● **WORK TO BE COMPLETED**
Search the entries for the word "label" and pull out each line that has it.

● **EXERCISE INPUTS**
───

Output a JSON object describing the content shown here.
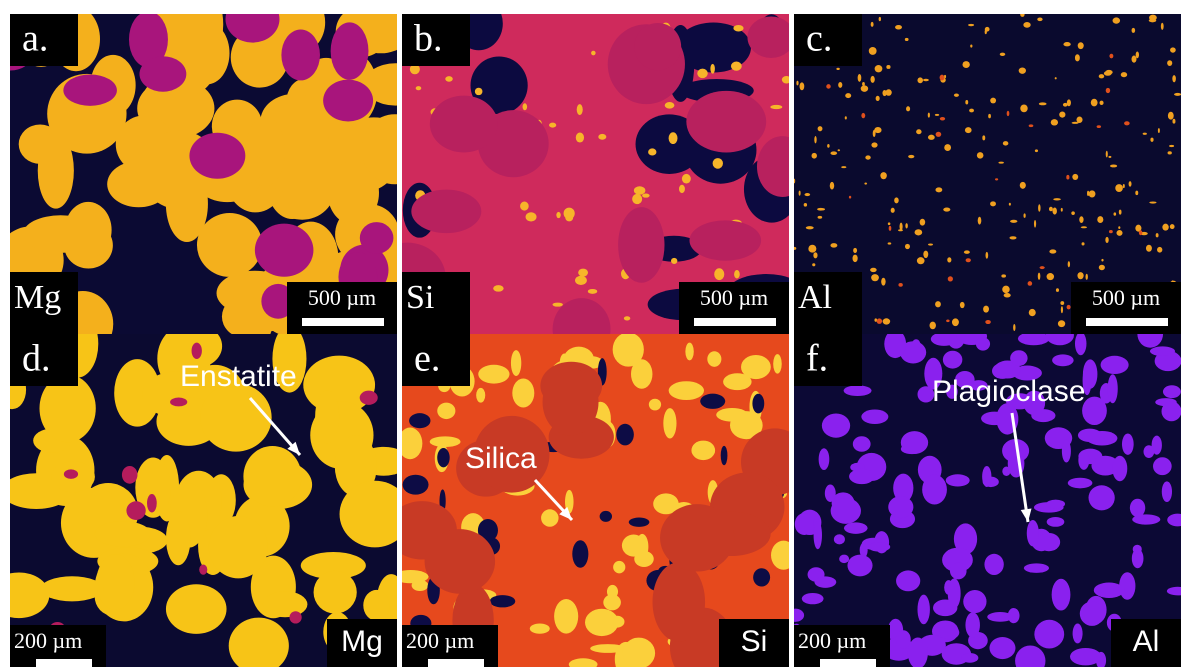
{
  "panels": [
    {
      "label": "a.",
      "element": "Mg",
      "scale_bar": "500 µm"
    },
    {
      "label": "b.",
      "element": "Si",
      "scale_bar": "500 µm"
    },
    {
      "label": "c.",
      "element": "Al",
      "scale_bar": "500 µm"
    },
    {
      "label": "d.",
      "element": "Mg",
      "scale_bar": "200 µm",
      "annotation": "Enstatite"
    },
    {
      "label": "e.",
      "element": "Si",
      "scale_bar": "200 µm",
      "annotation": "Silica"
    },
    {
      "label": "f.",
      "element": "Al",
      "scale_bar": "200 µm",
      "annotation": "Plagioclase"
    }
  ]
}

───

● **SOLUTION TO THIS EXERCISE**
      "label": "a.",
      "label": "b.",
      "label": "c.",
      "label": "d.",
      "label": "e.",
      "label": "f.",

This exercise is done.